*DATASET EXCERPTS*:

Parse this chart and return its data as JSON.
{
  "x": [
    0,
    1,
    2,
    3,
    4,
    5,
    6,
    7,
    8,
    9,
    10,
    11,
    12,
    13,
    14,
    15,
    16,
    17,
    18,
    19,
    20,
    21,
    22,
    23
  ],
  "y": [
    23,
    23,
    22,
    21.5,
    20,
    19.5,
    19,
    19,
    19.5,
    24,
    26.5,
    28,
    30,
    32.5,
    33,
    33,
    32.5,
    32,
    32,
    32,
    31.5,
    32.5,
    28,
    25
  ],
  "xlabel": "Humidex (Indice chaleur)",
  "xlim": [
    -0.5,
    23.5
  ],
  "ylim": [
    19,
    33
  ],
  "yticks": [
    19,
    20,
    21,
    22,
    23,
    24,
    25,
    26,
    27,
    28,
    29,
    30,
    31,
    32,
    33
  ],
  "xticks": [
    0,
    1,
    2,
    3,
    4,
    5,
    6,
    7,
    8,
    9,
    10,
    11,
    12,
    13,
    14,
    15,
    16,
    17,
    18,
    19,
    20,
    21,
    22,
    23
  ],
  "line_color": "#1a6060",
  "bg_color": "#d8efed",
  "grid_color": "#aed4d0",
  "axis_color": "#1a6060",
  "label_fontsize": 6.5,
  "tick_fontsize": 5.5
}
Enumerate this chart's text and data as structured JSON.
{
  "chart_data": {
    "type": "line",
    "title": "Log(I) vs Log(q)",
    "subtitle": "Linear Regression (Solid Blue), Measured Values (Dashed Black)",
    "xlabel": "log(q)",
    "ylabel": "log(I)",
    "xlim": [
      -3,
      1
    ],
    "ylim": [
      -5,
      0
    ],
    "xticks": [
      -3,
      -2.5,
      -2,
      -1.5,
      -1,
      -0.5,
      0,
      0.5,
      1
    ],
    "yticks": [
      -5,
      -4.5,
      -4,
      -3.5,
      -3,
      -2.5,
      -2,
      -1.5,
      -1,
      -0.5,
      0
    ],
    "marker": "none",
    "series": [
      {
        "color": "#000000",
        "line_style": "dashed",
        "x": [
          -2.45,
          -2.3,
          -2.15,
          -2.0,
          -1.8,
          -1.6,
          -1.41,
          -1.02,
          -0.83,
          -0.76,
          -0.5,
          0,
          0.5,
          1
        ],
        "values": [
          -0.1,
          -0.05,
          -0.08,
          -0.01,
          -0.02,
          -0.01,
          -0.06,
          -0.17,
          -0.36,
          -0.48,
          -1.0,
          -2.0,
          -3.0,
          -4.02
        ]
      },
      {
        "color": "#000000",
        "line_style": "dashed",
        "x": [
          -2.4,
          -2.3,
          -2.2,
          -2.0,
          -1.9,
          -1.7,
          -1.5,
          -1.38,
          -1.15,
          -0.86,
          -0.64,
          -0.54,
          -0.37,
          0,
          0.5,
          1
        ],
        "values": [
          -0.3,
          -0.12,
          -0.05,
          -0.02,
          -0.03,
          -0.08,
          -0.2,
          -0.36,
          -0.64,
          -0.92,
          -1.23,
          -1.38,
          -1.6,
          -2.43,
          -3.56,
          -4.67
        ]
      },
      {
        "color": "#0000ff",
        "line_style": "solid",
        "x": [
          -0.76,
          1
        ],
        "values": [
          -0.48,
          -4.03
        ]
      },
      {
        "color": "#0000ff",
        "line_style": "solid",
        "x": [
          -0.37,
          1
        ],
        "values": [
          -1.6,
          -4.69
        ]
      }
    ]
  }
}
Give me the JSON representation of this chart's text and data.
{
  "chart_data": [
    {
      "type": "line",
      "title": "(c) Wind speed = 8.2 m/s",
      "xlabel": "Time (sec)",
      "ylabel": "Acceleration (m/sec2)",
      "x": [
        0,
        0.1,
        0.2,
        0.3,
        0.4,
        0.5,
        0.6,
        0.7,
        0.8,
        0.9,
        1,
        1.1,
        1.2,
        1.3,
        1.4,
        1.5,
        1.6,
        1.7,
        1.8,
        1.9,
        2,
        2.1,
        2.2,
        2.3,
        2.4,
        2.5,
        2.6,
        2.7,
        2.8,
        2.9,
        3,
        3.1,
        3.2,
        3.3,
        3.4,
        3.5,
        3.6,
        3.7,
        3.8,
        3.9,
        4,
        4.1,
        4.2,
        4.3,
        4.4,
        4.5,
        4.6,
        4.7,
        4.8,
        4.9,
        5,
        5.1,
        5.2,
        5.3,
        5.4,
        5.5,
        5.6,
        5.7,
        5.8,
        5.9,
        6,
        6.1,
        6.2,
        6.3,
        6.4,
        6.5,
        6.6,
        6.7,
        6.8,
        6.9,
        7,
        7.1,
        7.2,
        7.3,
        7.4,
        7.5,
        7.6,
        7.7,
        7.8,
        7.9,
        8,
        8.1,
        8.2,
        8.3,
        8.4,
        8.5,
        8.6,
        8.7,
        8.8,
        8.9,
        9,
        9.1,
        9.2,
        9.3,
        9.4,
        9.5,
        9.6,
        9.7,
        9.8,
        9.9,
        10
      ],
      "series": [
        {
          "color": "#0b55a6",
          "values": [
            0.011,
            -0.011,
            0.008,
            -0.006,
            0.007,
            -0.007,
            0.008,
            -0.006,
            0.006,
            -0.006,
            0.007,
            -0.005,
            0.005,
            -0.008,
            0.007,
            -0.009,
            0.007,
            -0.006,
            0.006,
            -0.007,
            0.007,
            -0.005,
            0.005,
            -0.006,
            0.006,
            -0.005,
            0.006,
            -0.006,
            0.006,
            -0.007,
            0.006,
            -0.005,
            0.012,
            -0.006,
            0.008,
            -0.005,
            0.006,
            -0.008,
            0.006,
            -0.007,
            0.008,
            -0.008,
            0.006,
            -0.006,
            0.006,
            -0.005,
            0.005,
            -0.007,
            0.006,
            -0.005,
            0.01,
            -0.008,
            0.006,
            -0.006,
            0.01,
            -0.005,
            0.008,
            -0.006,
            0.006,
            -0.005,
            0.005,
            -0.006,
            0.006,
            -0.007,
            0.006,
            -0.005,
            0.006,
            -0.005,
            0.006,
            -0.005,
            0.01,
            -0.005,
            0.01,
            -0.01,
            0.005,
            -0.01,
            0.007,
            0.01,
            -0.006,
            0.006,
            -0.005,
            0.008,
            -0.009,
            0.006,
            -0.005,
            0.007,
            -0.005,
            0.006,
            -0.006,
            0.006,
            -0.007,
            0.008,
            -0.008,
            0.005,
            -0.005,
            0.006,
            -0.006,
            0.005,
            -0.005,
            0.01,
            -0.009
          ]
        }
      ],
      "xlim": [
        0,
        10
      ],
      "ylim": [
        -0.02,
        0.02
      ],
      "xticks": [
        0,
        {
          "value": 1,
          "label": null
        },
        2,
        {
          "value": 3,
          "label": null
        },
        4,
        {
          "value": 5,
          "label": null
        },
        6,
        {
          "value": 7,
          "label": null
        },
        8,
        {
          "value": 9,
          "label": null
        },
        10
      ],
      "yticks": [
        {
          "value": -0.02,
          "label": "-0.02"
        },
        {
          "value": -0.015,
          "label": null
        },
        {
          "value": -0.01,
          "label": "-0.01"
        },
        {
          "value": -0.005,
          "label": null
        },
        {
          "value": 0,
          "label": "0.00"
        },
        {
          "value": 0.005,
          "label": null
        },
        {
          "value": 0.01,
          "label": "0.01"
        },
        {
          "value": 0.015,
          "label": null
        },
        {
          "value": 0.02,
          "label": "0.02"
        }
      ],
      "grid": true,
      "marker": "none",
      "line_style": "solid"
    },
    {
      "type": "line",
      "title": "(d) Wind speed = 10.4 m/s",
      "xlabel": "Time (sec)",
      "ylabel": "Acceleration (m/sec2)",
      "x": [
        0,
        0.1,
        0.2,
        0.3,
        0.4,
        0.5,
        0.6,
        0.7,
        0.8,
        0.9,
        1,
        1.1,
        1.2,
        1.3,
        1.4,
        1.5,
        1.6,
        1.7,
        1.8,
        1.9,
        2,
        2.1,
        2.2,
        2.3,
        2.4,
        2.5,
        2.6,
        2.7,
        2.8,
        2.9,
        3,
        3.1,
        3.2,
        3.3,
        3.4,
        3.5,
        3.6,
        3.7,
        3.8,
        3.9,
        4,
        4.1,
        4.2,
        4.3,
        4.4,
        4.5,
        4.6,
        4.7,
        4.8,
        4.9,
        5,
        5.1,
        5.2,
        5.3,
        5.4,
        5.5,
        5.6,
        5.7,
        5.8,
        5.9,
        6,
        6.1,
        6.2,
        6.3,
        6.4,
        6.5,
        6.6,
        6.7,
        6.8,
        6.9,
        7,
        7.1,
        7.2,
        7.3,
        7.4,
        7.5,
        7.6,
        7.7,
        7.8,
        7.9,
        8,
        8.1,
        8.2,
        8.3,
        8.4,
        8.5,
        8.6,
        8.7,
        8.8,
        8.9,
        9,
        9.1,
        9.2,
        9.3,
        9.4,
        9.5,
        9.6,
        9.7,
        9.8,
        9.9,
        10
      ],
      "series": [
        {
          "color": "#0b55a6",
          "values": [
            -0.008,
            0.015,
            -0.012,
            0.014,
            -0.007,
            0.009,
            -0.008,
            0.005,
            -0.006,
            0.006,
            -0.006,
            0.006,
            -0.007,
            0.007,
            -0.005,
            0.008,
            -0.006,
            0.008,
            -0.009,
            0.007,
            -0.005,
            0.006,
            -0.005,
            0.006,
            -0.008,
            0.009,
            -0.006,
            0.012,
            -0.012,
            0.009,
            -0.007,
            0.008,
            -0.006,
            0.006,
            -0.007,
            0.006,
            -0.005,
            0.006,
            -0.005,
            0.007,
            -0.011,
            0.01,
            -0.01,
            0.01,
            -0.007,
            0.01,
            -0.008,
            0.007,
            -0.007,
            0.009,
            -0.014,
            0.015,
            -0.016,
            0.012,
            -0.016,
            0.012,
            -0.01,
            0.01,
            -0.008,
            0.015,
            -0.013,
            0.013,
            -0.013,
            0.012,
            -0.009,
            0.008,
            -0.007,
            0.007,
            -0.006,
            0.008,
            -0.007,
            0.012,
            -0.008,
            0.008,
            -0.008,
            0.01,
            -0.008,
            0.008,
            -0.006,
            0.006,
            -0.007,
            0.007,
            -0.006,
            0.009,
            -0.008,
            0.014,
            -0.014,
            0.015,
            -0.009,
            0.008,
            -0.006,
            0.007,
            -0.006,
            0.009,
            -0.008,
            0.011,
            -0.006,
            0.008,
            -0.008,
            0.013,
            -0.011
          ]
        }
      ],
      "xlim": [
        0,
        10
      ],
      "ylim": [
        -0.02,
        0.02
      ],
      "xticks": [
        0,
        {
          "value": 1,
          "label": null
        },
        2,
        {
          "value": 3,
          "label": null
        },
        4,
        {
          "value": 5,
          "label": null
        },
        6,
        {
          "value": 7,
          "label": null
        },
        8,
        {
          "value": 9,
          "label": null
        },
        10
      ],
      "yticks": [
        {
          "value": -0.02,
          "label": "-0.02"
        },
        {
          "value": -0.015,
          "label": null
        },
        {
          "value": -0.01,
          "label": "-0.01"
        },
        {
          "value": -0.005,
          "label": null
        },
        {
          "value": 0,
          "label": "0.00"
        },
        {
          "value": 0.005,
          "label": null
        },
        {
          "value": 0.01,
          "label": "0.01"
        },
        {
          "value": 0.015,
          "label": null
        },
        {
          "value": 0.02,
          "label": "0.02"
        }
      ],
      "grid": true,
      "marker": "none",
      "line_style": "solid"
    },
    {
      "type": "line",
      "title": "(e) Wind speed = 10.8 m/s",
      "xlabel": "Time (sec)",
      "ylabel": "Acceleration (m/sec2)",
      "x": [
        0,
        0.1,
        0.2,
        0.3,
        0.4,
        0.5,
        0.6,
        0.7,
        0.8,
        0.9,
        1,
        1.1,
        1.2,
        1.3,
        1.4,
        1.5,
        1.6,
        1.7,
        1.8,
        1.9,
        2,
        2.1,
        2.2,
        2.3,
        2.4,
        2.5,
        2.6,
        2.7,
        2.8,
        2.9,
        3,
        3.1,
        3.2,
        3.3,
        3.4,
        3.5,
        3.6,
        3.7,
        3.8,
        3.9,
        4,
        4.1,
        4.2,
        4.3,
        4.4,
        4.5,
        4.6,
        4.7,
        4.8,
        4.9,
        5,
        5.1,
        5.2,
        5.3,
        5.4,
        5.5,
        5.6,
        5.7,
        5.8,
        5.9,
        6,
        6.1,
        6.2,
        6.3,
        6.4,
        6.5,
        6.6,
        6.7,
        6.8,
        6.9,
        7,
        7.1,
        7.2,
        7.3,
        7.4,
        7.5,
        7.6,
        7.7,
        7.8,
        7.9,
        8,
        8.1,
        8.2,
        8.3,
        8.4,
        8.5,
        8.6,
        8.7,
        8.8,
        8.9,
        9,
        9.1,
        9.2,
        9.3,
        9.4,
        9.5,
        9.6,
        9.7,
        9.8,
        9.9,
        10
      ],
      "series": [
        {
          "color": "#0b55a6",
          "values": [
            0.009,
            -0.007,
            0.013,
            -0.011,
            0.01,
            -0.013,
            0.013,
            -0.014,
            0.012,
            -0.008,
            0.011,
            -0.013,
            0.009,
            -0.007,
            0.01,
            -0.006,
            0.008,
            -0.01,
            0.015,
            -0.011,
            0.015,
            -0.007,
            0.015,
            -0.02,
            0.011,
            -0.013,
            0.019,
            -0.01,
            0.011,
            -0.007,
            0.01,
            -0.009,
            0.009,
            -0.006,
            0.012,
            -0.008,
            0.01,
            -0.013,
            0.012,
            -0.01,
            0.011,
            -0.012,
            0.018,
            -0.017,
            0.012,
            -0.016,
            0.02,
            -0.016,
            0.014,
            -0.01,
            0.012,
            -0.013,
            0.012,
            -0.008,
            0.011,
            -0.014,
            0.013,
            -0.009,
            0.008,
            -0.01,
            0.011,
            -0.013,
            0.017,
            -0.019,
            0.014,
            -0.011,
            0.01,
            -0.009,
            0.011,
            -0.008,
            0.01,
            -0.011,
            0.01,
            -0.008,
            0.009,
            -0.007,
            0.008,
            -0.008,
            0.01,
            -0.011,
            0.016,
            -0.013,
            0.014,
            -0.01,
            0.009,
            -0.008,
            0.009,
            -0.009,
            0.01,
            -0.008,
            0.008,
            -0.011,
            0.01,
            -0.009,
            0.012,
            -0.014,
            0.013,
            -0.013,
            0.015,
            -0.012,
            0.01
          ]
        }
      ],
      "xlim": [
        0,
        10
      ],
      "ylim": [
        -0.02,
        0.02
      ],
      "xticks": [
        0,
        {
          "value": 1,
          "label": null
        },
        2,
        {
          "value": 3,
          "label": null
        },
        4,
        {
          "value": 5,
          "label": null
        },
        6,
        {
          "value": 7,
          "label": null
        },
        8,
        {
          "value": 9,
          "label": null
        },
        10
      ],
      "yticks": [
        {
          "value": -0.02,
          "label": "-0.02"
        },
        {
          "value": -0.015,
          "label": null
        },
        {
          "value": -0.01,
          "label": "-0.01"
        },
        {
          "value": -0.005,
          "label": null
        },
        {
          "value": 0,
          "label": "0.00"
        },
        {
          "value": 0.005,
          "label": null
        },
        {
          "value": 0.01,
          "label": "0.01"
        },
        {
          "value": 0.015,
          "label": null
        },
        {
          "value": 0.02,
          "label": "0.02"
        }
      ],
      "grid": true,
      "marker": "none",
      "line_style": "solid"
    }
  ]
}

*WRITTEN PROBLEM*: From the entries above, copy every line that holds the word "text".

*TASK RESPONSE*:
Enumerate this chart's text and data as structured JSON.
Give me the JSON representation of this chart's text and data.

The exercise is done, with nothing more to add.